→ Records for this task:
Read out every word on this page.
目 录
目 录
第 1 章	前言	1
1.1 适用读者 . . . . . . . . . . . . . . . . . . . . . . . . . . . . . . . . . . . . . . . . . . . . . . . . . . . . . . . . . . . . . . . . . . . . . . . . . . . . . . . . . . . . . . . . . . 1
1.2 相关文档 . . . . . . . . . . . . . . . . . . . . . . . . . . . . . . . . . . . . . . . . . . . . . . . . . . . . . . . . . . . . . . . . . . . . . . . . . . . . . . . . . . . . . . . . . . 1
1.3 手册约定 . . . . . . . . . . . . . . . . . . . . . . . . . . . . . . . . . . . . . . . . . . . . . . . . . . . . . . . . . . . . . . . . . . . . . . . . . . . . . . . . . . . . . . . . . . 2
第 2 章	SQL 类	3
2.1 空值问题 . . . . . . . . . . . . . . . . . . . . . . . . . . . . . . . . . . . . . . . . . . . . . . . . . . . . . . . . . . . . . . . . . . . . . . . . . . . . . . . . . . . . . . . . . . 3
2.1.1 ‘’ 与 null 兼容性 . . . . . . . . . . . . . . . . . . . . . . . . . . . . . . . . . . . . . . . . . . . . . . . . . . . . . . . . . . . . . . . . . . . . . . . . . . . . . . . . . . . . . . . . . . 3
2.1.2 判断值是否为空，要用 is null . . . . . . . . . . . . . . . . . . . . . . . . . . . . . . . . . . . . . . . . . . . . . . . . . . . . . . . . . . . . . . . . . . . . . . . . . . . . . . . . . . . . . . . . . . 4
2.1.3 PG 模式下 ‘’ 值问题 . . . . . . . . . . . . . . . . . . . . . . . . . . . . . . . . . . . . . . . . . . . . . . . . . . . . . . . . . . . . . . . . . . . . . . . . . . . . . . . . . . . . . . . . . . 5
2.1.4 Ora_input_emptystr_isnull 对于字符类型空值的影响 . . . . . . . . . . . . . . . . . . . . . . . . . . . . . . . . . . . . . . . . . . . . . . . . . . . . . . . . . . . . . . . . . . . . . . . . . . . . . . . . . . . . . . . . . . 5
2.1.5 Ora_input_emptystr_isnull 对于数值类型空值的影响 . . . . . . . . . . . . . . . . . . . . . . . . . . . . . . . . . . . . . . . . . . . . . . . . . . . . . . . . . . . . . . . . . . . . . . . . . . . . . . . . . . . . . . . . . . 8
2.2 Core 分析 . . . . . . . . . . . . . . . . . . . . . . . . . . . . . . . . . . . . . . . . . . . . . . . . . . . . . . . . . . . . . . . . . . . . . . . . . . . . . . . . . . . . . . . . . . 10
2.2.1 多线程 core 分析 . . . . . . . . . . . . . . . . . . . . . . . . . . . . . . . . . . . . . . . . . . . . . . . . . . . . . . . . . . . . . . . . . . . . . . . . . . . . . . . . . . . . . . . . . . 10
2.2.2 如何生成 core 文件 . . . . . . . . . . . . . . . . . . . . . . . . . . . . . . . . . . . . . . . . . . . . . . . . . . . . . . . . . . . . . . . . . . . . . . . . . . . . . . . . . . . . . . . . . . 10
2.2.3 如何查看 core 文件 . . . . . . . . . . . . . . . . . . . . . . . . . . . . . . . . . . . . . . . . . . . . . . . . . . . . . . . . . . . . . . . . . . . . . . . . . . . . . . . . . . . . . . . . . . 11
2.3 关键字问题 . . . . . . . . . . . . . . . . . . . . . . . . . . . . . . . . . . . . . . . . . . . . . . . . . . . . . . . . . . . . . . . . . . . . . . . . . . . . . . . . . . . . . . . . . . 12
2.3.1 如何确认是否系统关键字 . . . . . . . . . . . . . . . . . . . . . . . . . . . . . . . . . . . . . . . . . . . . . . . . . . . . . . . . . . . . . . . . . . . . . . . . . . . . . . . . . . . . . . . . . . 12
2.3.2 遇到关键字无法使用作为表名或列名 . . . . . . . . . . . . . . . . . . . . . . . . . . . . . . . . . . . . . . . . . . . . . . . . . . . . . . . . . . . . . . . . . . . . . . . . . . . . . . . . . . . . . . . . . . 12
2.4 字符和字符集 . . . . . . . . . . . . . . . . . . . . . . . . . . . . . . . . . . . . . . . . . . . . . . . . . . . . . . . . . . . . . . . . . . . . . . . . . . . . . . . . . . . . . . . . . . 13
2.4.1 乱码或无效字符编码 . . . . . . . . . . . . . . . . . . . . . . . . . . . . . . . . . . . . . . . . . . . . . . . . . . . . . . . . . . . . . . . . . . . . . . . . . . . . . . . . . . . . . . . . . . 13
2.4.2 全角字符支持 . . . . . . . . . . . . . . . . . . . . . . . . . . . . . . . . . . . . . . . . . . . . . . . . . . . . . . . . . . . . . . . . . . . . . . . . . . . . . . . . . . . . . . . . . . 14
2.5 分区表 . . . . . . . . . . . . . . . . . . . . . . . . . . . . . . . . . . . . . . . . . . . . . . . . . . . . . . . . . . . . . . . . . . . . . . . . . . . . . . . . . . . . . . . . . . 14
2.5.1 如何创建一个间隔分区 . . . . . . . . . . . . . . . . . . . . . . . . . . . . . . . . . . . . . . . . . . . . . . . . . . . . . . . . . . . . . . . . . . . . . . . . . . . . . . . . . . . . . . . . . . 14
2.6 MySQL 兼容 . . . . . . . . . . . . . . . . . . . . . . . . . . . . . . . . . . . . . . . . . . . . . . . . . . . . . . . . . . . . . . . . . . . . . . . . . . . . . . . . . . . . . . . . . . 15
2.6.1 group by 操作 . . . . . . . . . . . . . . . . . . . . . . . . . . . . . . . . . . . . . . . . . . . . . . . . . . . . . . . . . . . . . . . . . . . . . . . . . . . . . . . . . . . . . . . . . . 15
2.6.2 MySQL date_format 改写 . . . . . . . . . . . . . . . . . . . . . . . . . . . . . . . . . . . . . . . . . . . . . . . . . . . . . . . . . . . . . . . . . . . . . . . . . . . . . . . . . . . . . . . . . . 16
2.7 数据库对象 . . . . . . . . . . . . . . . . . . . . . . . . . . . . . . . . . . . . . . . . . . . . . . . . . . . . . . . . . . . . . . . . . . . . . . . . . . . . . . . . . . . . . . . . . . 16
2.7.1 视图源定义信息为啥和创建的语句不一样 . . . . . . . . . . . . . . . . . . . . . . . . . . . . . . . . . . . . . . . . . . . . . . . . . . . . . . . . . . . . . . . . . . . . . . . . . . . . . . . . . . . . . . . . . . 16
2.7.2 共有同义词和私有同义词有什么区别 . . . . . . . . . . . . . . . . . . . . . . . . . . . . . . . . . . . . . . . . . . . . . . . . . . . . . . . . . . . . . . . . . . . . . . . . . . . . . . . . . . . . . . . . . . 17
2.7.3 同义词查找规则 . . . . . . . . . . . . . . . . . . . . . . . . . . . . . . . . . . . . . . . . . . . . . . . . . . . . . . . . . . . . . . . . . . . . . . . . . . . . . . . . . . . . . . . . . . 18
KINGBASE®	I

→ Work to be completed:
Make an exact copy of the data above.

→ Response for this exercise:
Read out every word on this page.
目 录
目 录
第 1 章	前言	1
1.1 适用读者 . . . . . . . . . . . . . . . . . . . . . . . . . . . . . . . . . . . . . . . . . . . . . . . . . . . . . . . . . . . . . . . . . . . . . . . . . . . . . . . . . . . . . . . . . . 1
1.2 相关文档 . . . . . . . . . . . . . . . . . . . . . . . . . . . . . . . . . . . . . . . . . . . . . . . . . . . . . . . . . . . . . . . . . . . . . . . . . . . . . . . . . . . . . . . . . . 1
1.3 手册约定 . . . . . . . . . . . . . . . . . . . . . . . . . . . . . . . . . . . . . . . . . . . . . . . . . . . . . . . . . . . . . . . . . . . . . . . . . . . . . . . . . . . . . . . . . . 2
第 2 章	SQL 类	3
2.1 空值问题 . . . . . . . . . . . . . . . . . . . . . . . . . . . . . . . . . . . . . . . . . . . . . . . . . . . . . . . . . . . . . . . . . . . . . . . . . . . . . . . . . . . . . . . . . . 3
2.1.1 ‘’ 与 null 兼容性 . . . . . . . . . . . . . . . . . . . . . . . . . . . . . . . . . . . . . . . . . . . . . . . . . . . . . . . . . . . . . . . . . . . . . . . . . . . . . . . . . . . . . . . . . . 3
2.1.2 判断值是否为空，要用 is null . . . . . . . . . . . . . . . . . . . . . . . . . . . . . . . . . . . . . . . . . . . . . . . . . . . . . . . . . . . . . . . . . . . . . . . . . . . . . . . . . . . . . . . . . . 4
2.1.3 PG 模式下 ‘’ 值问题 . . . . . . . . . . . . . . . . . . . . . . . . . . . . . . . . . . . . . . . . . . . . . . . . . . . . . . . . . . . . . . . . . . . . . . . . . . . . . . . . . . . . . . . . . . 5
2.1.4 Ora_input_emptystr_isnull 对于字符类型空值的影响 . . . . . . . . . . . . . . . . . . . . . . . . . . . . . . . . . . . . . . . . . . . . . . . . . . . . . . . . . . . . . . . . . . . . . . . . . . . . . . . . . . . . . . . . . . 5
2.1.5 Ora_input_emptystr_isnull 对于数值类型空值的影响 . . . . . . . . . . . . . . . . . . . . . . . . . . . . . . . . . . . . . . . . . . . . . . . . . . . . . . . . . . . . . . . . . . . . . . . . . . . . . . . . . . . . . . . . . . 8
2.2 Core 分析 . . . . . . . . . . . . . . . . . . . . . . . . . . . . . . . . . . . . . . . . . . . . . . . . . . . . . . . . . . . . . . . . . . . . . . . . . . . . . . . . . . . . . . . . . . 10
2.2.1 多线程 core 分析 . . . . . . . . . . . . . . . . . . . . . . . . . . . . . . . . . . . . . . . . . . . . . . . . . . . . . . . . . . . . . . . . . . . . . . . . . . . . . . . . . . . . . . . . . . 10
2.2.2 如何生成 core 文件 . . . . . . . . . . . . . . . . . . . . . . . . . . . . . . . . . . . . . . . . . . . . . . . . . . . . . . . . . . . . . . . . . . . . . . . . . . . . . . . . . . . . . . . . . . 10
2.2.3 如何查看 core 文件 . . . . . . . . . . . . . . . . . . . . . . . . . . . . . . . . . . . . . . . . . . . . . . . . . . . . . . . . . . . . . . . . . . . . . . . . . . . . . . . . . . . . . . . . . . 11
2.3 关键字问题 . . . . . . . . . . . . . . . . . . . . . . . . . . . . . . . . . . . . . . . . . . . . . . . . . . . . . . . . . . . . . . . . . . . . . . . . . . . . . . . . . . . . . . . . . . 12
2.3.1 如何确认是否系统关键字 . . . . . . . . . . . . . . . . . . . . . . . . . . . . . . . . . . . . . . . . . . . . . . . . . . . . . . . . . . . . . . . . . . . . . . . . . . . . . . . . . . . . . . . . . . 12
2.3.2 遇到关键字无法使用作为表名或列名 . . . . . . . . . . . . . . . . . . . . . . . . . . . . . . . . . . . . . . . . . . . . . . . . . . . . . . . . . . . . . . . . . . . . . . . . . . . . . . . . . . . . . . . . . . 12
2.4 字符和字符集 . . . . . . . . . . . . . . . . . . . . . . . . . . . . . . . . . . . . . . . . . . . . . . . . . . . . . . . . . . . . . . . . . . . . . . . . . . . . . . . . . . . . . . . . . . 13
2.4.1 乱码或无效字符编码 . . . . . . . . . . . . . . . . . . . . . . . . . . . . . . . . . . . . . . . . . . . . . . . . . . . . . . . . . . . . . . . . . . . . . . . . . . . . . . . . . . . . . . . . . . 13
2.4.2 全角字符支持 . . . . . . . . . . . . . . . . . . . . . . . . . . . . . . . . . . . . . . . . . . . . . . . . . . . . . . . . . . . . . . . . . . . . . . . . . . . . . . . . . . . . . . . . . . 14
2.5 分区表 . . . . . . . . . . . . . . . . . . . . . . . . . . . . . . . . . . . . . . . . . . . . . . . . . . . . . . . . . . . . . . . . . . . . . . . . . . . . . . . . . . . . . . . . . . 14
2.5.1 如何创建一个间隔分区 . . . . . . . . . . . . . . . . . . . . . . . . . . . . . . . . . . . . . . . . . . . . . . . . . . . . . . . . . . . . . . . . . . . . . . . . . . . . . . . . . . . . . . . . . . 14
2.6 MySQL 兼容 . . . . . . . . . . . . . . . . . . . . . . . . . . . . . . . . . . . . . . . . . . . . . . . . . . . . . . . . . . . . . . . . . . . . . . . . . . . . . . . . . . . . . . . . . . 15
2.6.1 group by 操作 . . . . . . . . . . . . . . . . . . . . . . . . . . . . . . . . . . . . . . . . . . . . . . . . . . . . . . . . . . . . . . . . . . . . . . . . . . . . . . . . . . . . . . . . . . 15
2.6.2 MySQL date_format 改写 . . . . . . . . . . . . . . . . . . . . . . . . . . . . . . . . . . . . . . . . . . . . . . . . . . . . . . . . . . . . . . . . . . . . . . . . . . . . . . . . . . . . . . . . . . 16
2.7 数据库对象 . . . . . . . . . . . . . . . . . . . . . . . . . . . . . . . . . . . . . . . . . . . . . . . . . . . . . . . . . . . . . . . . . . . . . . . . . . . . . . . . . . . . . . . . . . 16
2.7.1 视图源定义信息为啥和创建的语句不一样 . . . . . . . . . . . . . . . . . . . . . . . . . . . . . . . . . . . . . . . . . . . . . . . . . . . . . . . . . . . . . . . . . . . . . . . . . . . . . . . . . . . . . . . . . . 16
2.7.2 共有同义词和私有同义词有什么区别 . . . . . . . . . . . . . . . . . . . . . . . . . . . . . . . . . . . . . . . . . . . . . . . . . . . . . . . . . . . . . . . . . . . . . . . . . . . . . . . . . . . . . . . . . . 17
2.7.3 同义词查找规则 . . . . . . . . . . . . . . . . . . . . . . . . . . . . . . . . . . . . . . . . . . . . . . . . . . . . . . . . . . . . . . . . . . . . . . . . . . . . . . . . . . . . . . . . . . 18
KINGBASE®	I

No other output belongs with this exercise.